- _Task instructions_
For each line in the data below that holds "Trade", return a copy.

########

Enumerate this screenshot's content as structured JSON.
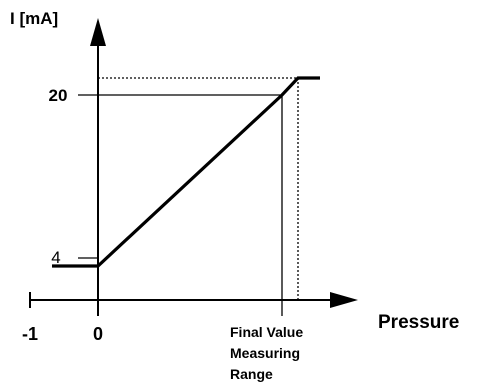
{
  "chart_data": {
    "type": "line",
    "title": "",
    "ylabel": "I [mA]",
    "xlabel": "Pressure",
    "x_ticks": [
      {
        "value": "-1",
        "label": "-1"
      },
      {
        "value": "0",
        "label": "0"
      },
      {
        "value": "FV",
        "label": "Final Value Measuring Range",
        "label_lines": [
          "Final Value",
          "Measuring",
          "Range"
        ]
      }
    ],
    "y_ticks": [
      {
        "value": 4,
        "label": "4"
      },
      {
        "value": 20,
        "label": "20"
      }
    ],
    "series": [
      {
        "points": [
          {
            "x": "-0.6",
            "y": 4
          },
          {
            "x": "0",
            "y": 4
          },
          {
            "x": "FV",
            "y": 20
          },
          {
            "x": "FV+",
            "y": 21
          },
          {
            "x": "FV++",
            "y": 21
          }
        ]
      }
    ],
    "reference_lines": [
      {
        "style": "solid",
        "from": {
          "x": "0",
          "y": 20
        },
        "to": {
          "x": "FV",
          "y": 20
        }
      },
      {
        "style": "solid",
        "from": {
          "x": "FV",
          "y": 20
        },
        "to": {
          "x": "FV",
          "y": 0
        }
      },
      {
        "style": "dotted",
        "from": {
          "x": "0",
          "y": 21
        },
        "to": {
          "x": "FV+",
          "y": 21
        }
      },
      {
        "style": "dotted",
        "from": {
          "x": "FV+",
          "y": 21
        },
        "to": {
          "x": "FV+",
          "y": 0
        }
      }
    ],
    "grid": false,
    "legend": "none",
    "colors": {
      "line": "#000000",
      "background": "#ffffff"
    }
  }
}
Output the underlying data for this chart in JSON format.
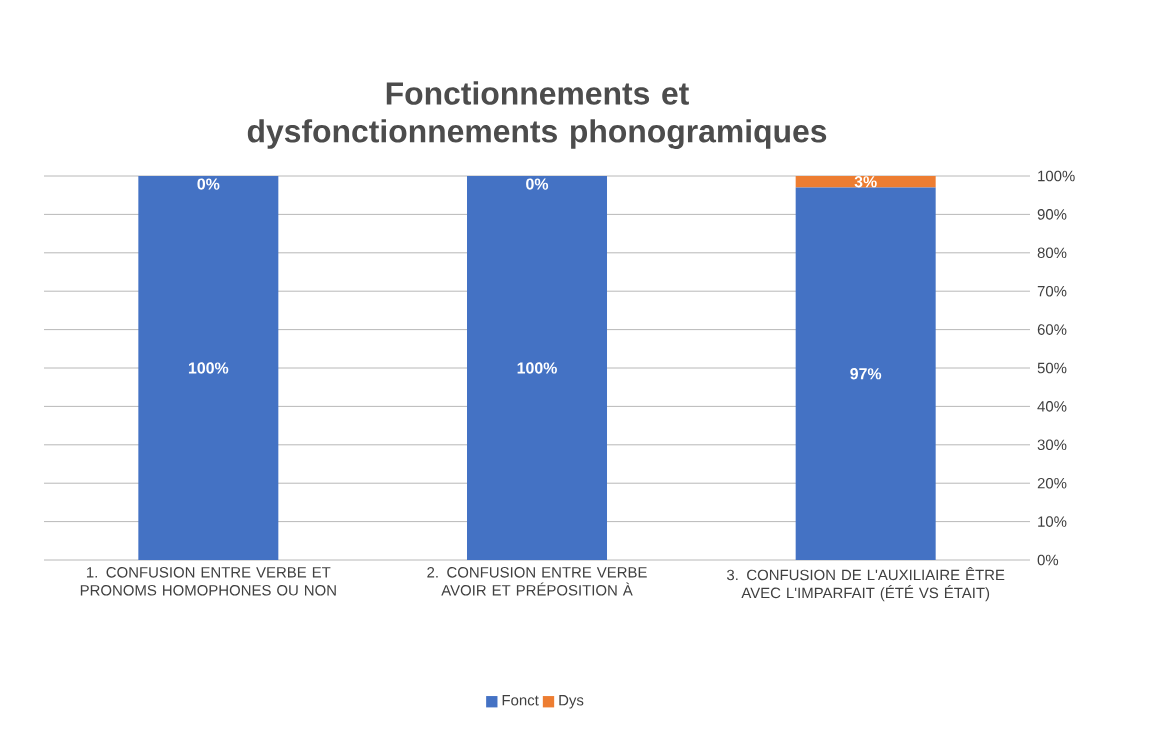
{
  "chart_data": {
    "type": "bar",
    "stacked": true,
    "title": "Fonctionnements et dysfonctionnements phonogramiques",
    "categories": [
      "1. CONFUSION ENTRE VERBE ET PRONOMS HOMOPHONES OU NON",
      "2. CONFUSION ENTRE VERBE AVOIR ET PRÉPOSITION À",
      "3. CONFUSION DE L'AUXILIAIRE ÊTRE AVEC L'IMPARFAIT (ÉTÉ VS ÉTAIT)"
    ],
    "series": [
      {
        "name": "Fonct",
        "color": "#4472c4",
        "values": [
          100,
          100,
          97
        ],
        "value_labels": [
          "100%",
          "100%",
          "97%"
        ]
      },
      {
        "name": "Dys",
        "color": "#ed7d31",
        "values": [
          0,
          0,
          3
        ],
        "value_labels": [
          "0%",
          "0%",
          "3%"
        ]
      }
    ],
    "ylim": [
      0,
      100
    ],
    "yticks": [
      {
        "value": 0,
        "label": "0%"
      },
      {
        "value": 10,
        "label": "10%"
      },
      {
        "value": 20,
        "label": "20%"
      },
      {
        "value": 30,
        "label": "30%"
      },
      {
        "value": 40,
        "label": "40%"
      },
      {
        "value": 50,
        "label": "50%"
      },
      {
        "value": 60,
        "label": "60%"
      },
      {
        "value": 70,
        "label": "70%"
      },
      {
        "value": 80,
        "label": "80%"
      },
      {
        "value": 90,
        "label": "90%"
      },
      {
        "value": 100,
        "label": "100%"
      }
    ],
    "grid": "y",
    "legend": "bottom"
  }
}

########

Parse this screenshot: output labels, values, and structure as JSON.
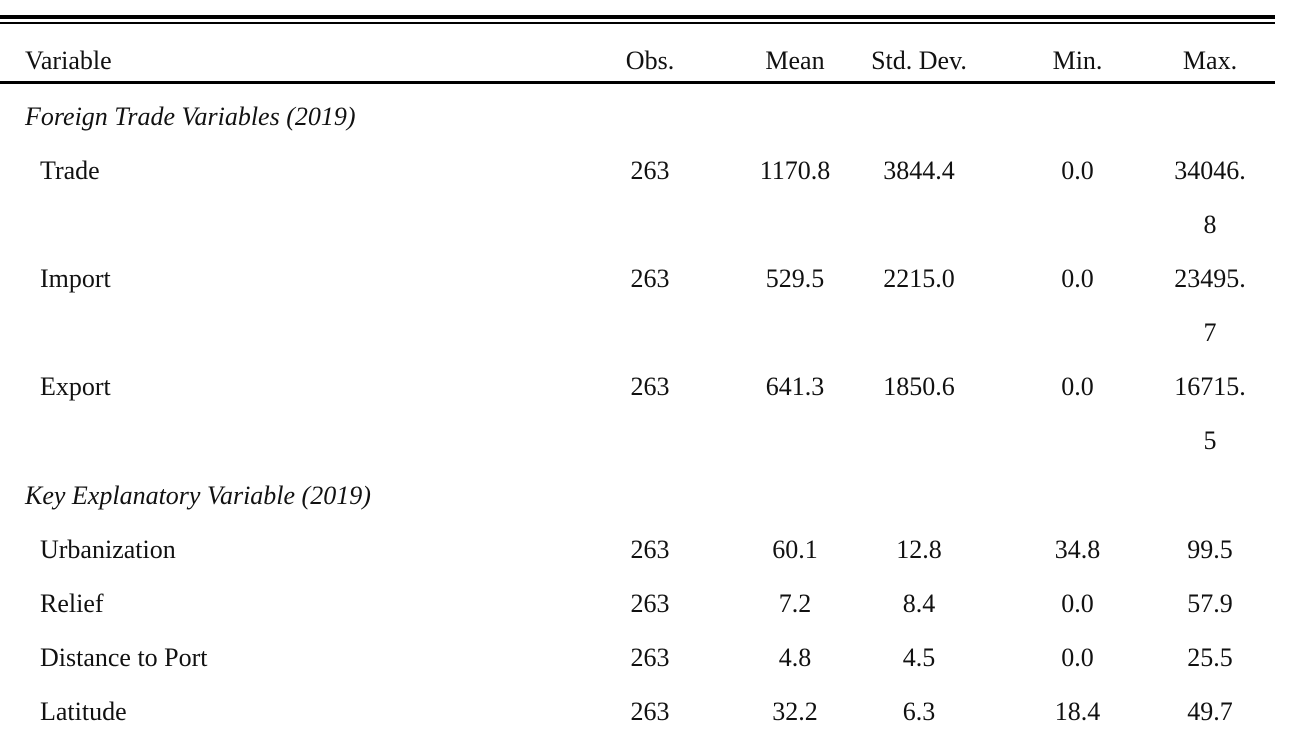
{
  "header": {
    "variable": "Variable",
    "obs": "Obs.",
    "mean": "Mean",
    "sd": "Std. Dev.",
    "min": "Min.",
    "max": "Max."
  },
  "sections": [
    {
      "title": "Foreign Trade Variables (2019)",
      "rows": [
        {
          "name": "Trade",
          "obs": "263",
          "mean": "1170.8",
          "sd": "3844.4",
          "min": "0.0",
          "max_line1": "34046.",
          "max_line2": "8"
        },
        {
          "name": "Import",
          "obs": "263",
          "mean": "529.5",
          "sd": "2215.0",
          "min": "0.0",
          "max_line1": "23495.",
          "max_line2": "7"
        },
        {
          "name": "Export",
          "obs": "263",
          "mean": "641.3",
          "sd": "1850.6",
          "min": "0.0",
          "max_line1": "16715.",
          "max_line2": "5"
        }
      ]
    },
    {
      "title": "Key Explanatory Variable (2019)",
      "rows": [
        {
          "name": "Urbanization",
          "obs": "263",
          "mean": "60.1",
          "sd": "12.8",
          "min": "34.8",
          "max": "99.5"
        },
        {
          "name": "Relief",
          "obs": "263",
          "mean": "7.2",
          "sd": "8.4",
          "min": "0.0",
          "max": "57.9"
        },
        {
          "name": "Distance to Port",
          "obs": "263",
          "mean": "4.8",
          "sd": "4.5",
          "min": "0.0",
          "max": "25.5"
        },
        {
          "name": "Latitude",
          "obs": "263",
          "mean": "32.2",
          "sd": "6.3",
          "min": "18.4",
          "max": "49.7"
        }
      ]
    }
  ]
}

########

- _Exercise result_
      "title": "Foreign Trade Variables (2019)",
          "name": "Trade",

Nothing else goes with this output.